**What is being asked:** State how many lines of the entries hold the string "operation". Reply with the number alone.
####
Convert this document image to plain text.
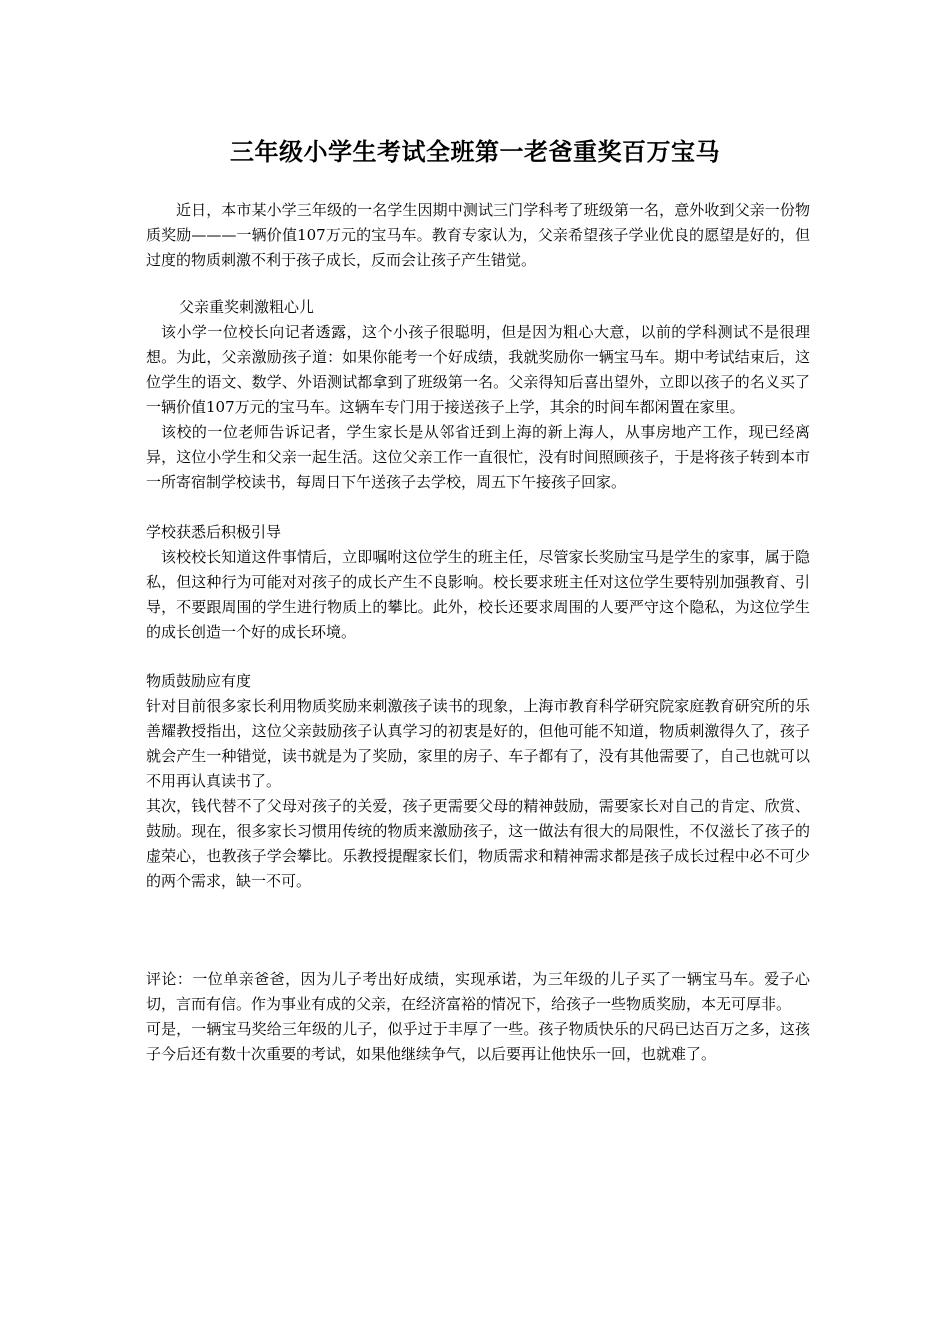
三年级小学生考试全班第一老爸重奖百万宝马

近日，本市某小学三年级的一名学生因期中测试三门学科考了班级第一名，意外收到父亲一份物质奖励———一辆价值107万元的宝马车。教育专家认为，父亲希望孩子学业优良的愿望是好的，但过度的物质刺激不利于孩子成长，反而会让孩子产生错觉。

父亲重奖刺激粗心儿

该小学一位校长向记者透露，这个小孩子很聪明，但是因为粗心大意，以前的学科测试不是很理想。为此，父亲激励孩子道：如果你能考一个好成绩，我就奖励你一辆宝马车。期中考试结束后，这位学生的语文、数学、外语测试都拿到了班级第一名。父亲得知后喜出望外，立即以孩子的名义买了一辆价值107万元的宝马车。这辆车专门用于接送孩子上学，其余的时间车都闲置在家里。

该校的一位老师告诉记者，学生家长是从邻省迁到上海的新上海人，从事房地产工作，现已经离异，这位小学生和父亲一起生活。这位父亲工作一直很忙，没有时间照顾孩子，于是将孩子转到本市一所寄宿制学校读书，每周日下午送孩子去学校，周五下午接孩子回家。

学校获悉后积极引导

该校校长知道这件事情后，立即嘱咐这位学生的班主任，尽管家长奖励宝马是学生的家事，属于隐私，但这种行为可能对对孩子的成长产生不良影响。校长要求班主任对这位学生要特别加强教育、引导，不要跟周围的学生进行物质上的攀比。此外，校长还要求周围的人要严守这个隐私，为这位学生的成长创造一个好的成长环境。

物质鼓励应有度

针对目前很多家长利用物质奖励来刺激孩子读书的现象，上海市教育科学研究院家庭教育研究所的乐善耀教授指出，这位父亲鼓励孩子认真学习的初衷是好的，但他可能不知道，物质刺激得久了，孩子就会产生一种错觉，读书就是为了奖励，家里的房子、车子都有了，没有其他需要了，自己也就可以不用再认真读书了。

其次，钱代替不了父母对孩子的关爱，孩子更需要父母的精神鼓励，需要家长对自己的肯定、欣赏、鼓励。现在，很多家长习惯用传统的物质来激励孩子，这一做法有很大的局限性，不仅滋长了孩子的虚荣心，也教孩子学会攀比。乐教授提醒家长们，物质需求和精神需求都是孩子成长过程中必不可少的两个需求，缺一不可。

评论：一位单亲爸爸，因为儿子考出好成绩，实现承诺，为三年级的儿子买了一辆宝马车。爱子心切，言而有信。作为事业有成的父亲，在经济富裕的情况下，给孩子一些物质奖励，本无可厚非。

可是，一辆宝马奖给三年级的儿子，似乎过于丰厚了一些。孩子物质快乐的尺码已达百万之多，这孩子今后还有数十次重要的考试，如果他继续争气，以后要再让他快乐一回，也就难了。
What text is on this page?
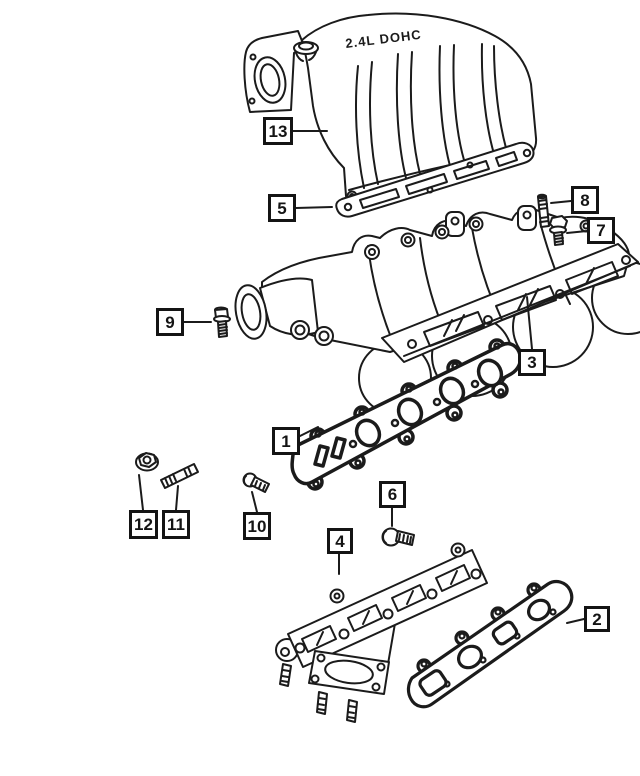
2.4L DOHC
13
5	8
7
9
3
1
12 11	10
6
4
2
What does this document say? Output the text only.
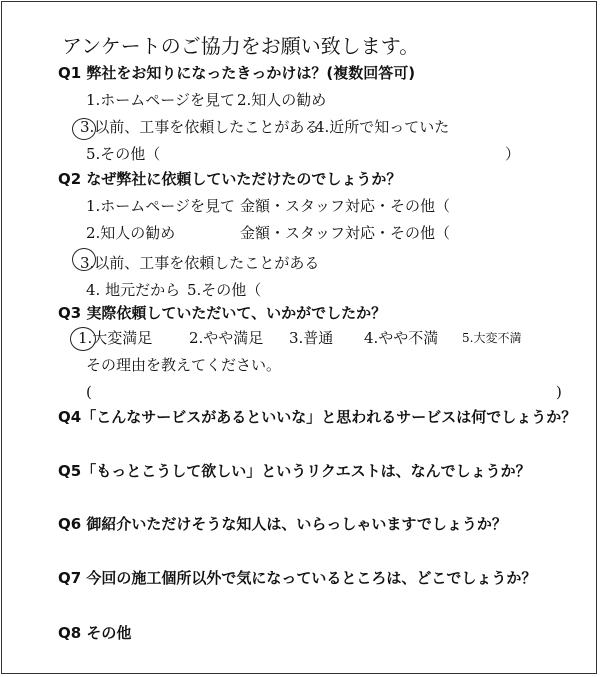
アンケートのご協力をお願い致します。
Q1 弊社をお知りになったきっかけは？(複数回答可)
1.ホームページを見て 2.知人の勧め
3.以前、工事を依頼したことがある
4.近所で知っていた
5.その他（	）
Q2 なぜ弊社に依頼していただけたのでしょうか？
1.ホームページを見て 金額・スタッフ対応・その他（
2.知人の勧め	金額・スタッフ対応・その他（
3.以前、工事を依頼したことがある
4. 地元だから 5.その他（
Q3 実際依頼していただいて、いかがでしたか？
1.大変満足 2.やや満足 3.普通 4.やや不満 5.大変不満
その理由を教えてください。
(	)
Q4「こんなサービスがあるといいな」と思われるサービスは何でしょうか？
Q5「もっとこうして欲しい」というリクエストは、なんでしょうか？
Q6 御紹介いただけそうな知人は、いらっしゃいますでしょうか？
Q7 今回の施工個所以外で気になっているところは、どこでしょうか？
Q8 その他
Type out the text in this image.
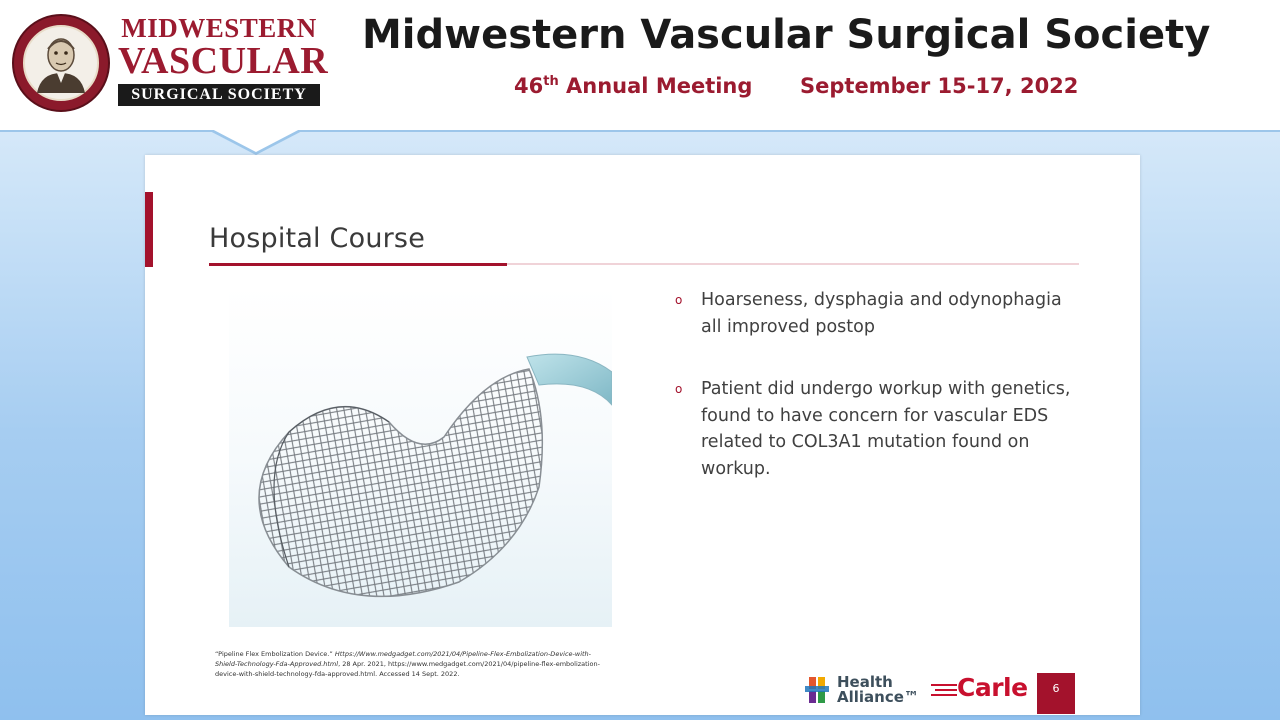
MIDWESTERN
VASCULAR
SURGICAL SOCIETY
Midwestern Vascular Surgical Society
46th Annual Meeting September 15-17, 2022
Hospital Course
o Hoarseness, dysphagia and odynophagia all improved postop
o Patient did undergo workup with genetics, found to have concern for vascular EDS related to COL3A1 mutation found on workup.
“Pipeline Flex Embolization Device.” Https://Www.medgadget.com/2021/04/Pipeline-Flex-Embolization-Device-with-Shield-Technology-Fda-Approved.html, 28 Apr. 2021, https://www.medgadget.com/2021/04/pipeline-flex-embolization-device-with-shield-technology-fda-approved.html. Accessed 14 Sept. 2022.	Health
Alliance™ Carle	6
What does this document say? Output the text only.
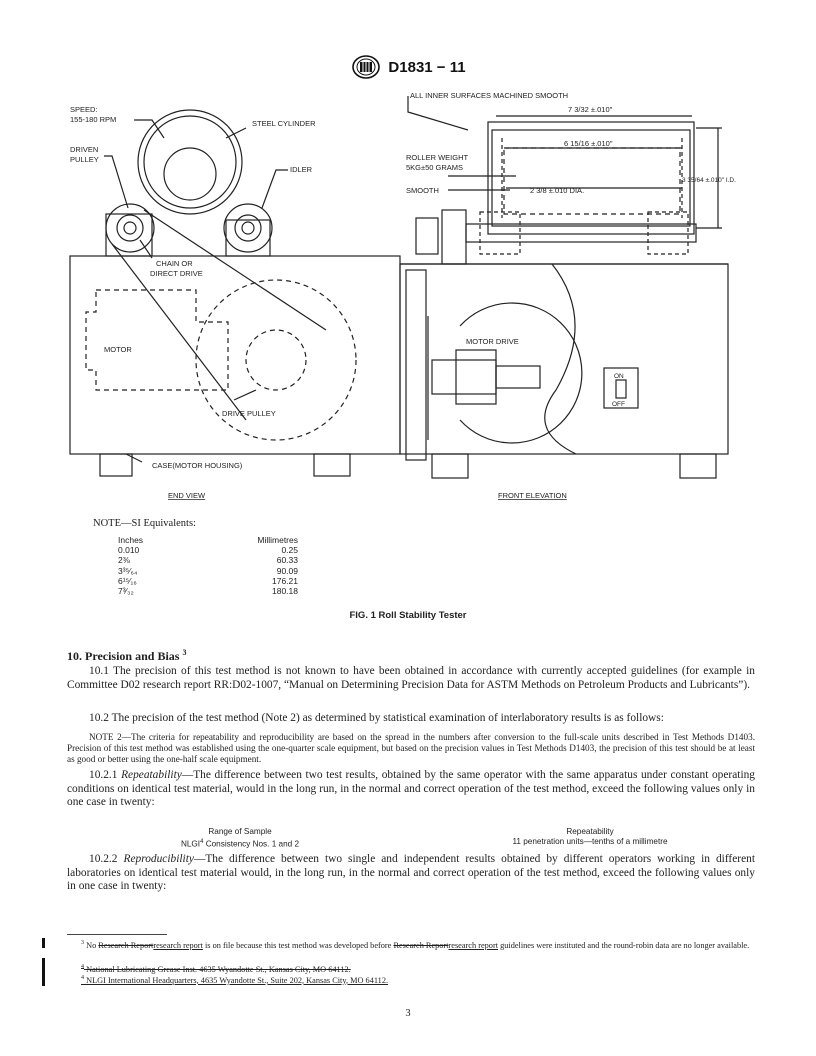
D1831 − 11
SPEED:
155-180 RPM	STEEL CYLINDER
DRIVEN
PULLEY
IDLER
CHAIN OR
DIRECT DRIVE
MOTOR
DRIVE PULLEY
CASE(MOTOR HOUSING)
END VIEW
ALL INNER SURFACES MACHINED SMOOTH
7 3/32 ±.010"
6 15/16 ±.010"
ROLLER WEIGHT
5KG±50 GRAMS
SMOOTH	2 3/8 ±.010 DIA.
3 35/64 ±.010" I.D.
MOTOR DRIVE
ON
OFF
FRONT ELEVATION
NOTE—SI Equivalents:
Inches	Millimetres
0.010	0.25
2⅜	60.33
3³⁵⁄₆₄	90.09
6¹⁵⁄₁₆	176.21
7³⁄₃₂	180.18
FIG. 1 Roll Stability Tester
10. Precision and Bias $^3$
10.1 The precision of this test method is not known to have been obtained in accordance with currently accepted guidelines (for example in Committee D02 research report RR:D02-1007, “Manual on Determining Precision Data for ASTM Methods on Petroleum Products and Lubricants”).
10.2 The precision of the test method (Note 2) as determined by statistical examination of interlaboratory results is as follows:
NOTE 2—The criteria for repeatability and reproducibility are based on the spread in the numbers after conversion to the full-scale units described in Test Methods D1403. Precision of this test method was established using the one-quarter scale equipment, but based on the precision values in Test Methods D1403, the precision of this test should be at least as good or better using the one-half scale equipment.
10.2.1 Repeatability—The difference between two test results, obtained by the same operator with the same apparatus under constant operating conditions on identical test material, would in the long run, in the normal and correct operation of the test method, exceed the following values only in one case in twenty:
Range of Sample
NLGI$^4$ Consistency Nos. 1 and 2
Repeatability
11 penetration units—tenths of a millimetre
10.2.2 Reproducibility—The difference between two single and independent results obtained by different operators working in different laboratories on identical test material would, in the long run, in the normal and correct operation of the test method, exceed the following values only in one case in twenty:
$^3$ No Research Reportresearch report is on file because this test method was developed before Research Reportresearch report guidelines were instituted and the round-robin data are no longer available.
$^4$ National Lubricating Grease Inst. 4635 Wyandotte St., Kansas City, MO 64112.
$^4$ NLGI International Headquarters, 4635 Wyandotte St., Suite 202, Kansas City, MO 64112.
3
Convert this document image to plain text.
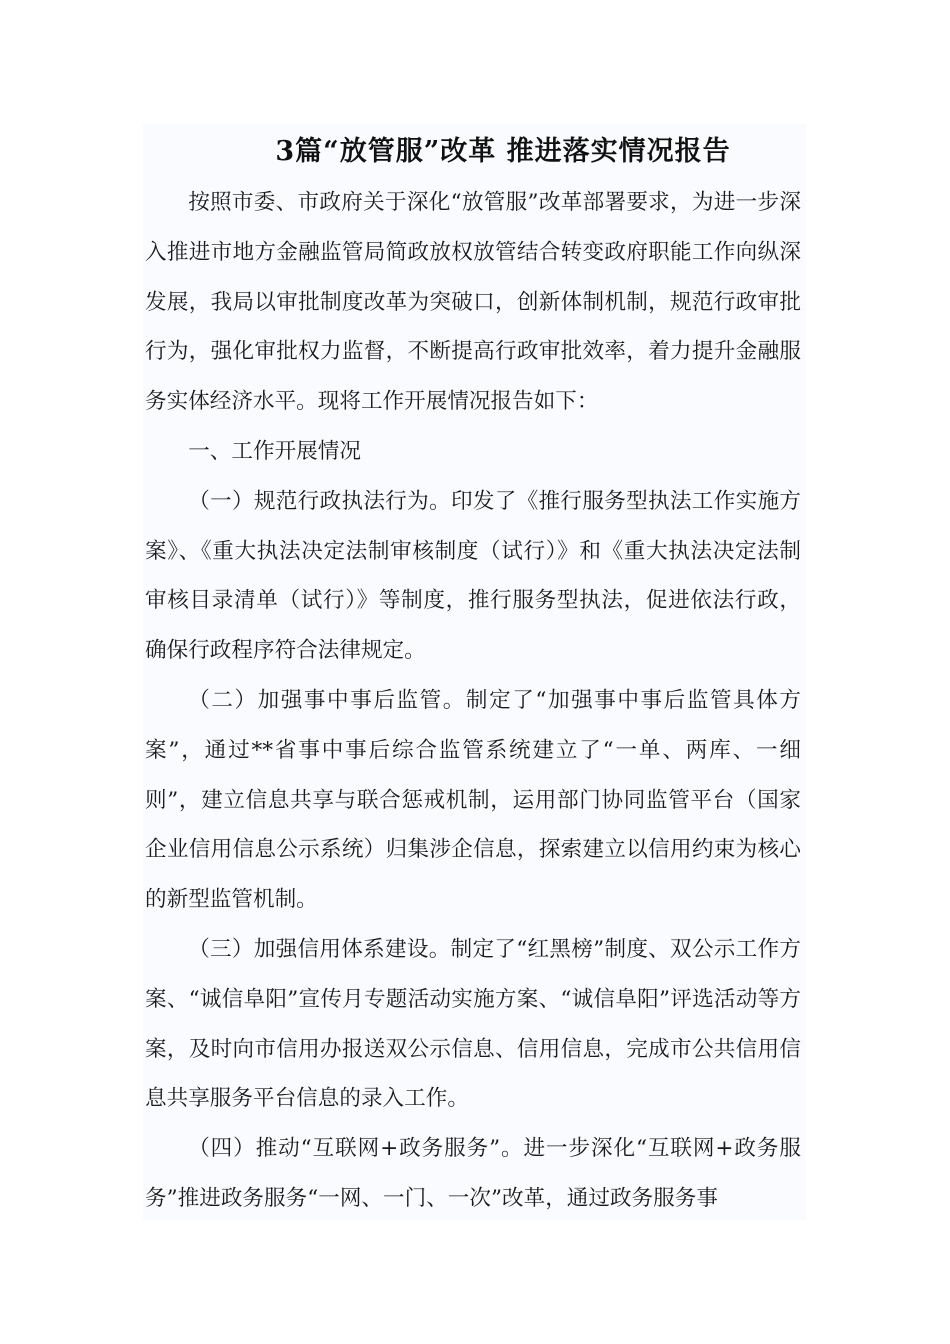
3篇“放管服”改革 推进落实情况报告

按照市委、市政府关于深化“放管服”改革部署要求，为进一步深入推进市地方金融监管局简政放权放管结合转变政府职能工作向纵深发展，我局以审批制度改革为突破口，创新体制机制，规范行政审批行为，强化审批权力监督，不断提高行政审批效率，着力提升金融服务实体经济水平。现将工作开展情况报告如下：

一、工作开展情况

（一）规范行政执法行为。印发了《推行服务型执法工作实施方案》、《重大执法决定法制审核制度（试行）》和《重大执法决定法制审核目录清单（试行）》等制度，推行服务型执法，促进依法行政，确保行政程序符合法律规定。

（二）加强事中事后监管。制定了“加强事中事后监管具体方案”，通过**省事中事后综合监管系统建立了“一单、两库、一细则”，建立信息共享与联合惩戒机制，运用部门协同监管平台（国家企业信用信息公示系统）归集涉企信息，探索建立以信用约束为核心的新型监管机制。

（三）加强信用体系建设。制定了“红黑榜”制度、双公示工作方案、“诚信阜阳”宣传月专题活动实施方案、“诚信阜阳”评选活动等方案，及时向市信用办报送双公示信息、信用信息，完成市公共信用信息共享服务平台信息的录入工作。

（四）推动“互联网+政务服务”。进一步深化“互联网+政务服务”推进政务服务“一网、一门、一次”改革，通过政务服务事
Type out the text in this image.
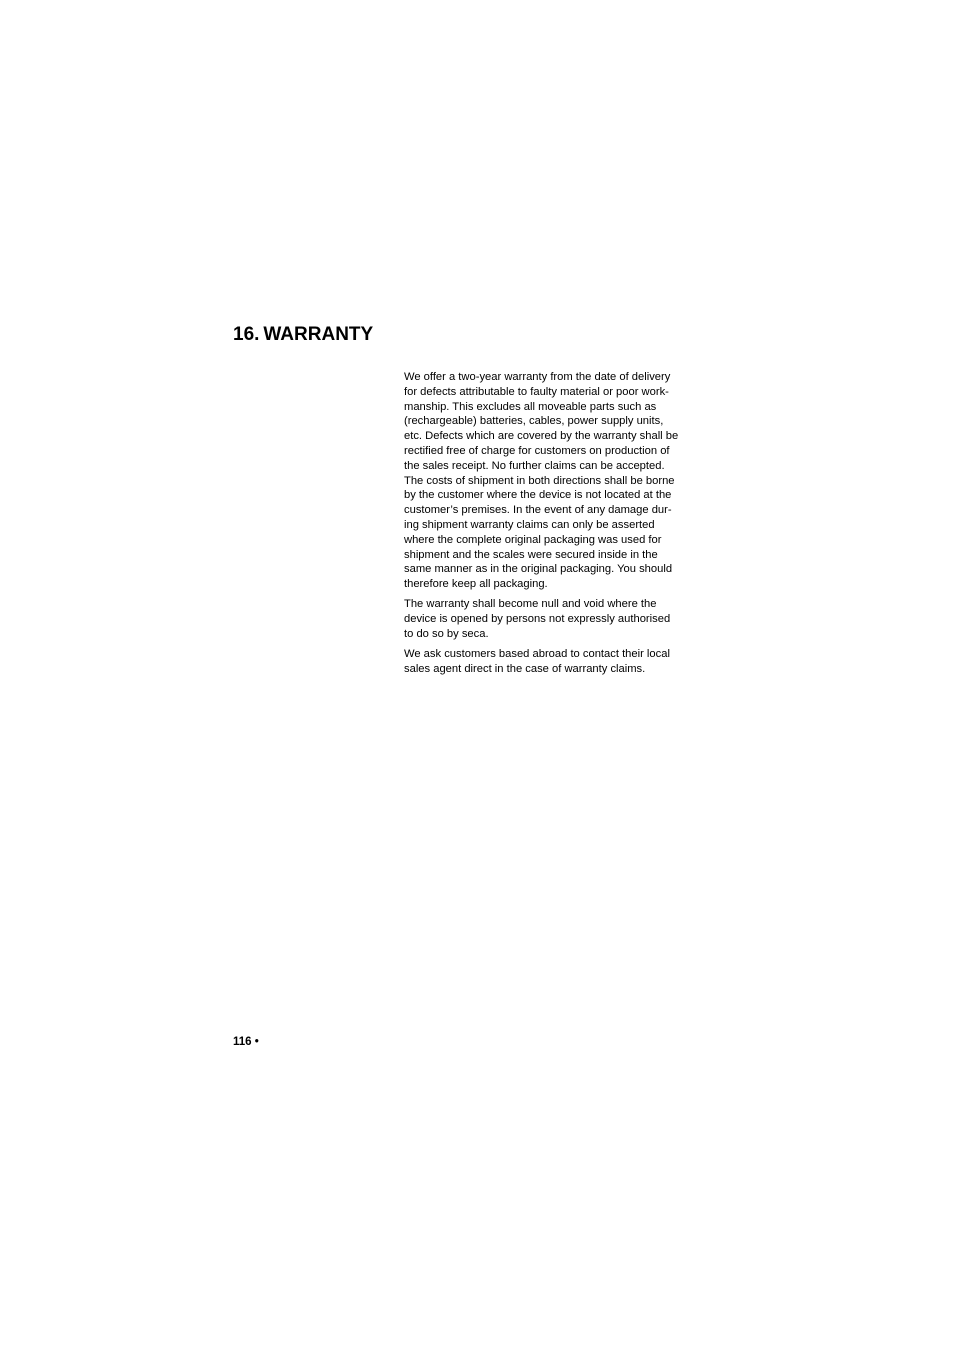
16. WARRANTY

We offer a two-year warranty from the date of delivery
for defects attributable to faulty material or poor work-
manship. This excludes all moveable parts such as
(rechargeable) batteries, cables, power supply units,
etc. Defects which are covered by the warranty shall be
rectified free of charge for customers on production of
the sales receipt. No further claims can be accepted.
The costs of shipment in both directions shall be borne
by the customer where the device is not located at the
customer’s premises. In the event of any damage dur-
ing shipment warranty claims can only be asserted
where the complete original packaging was used for
shipment and the scales were secured inside in the
same manner as in the original packaging. You should
therefore keep all packaging.

The warranty shall become null and void where the
device is opened by persons not expressly authorised
to do so by seca.

We ask customers based abroad to contact their local
sales agent direct in the case of warranty claims.

116 •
####
**Exercise solution:** 2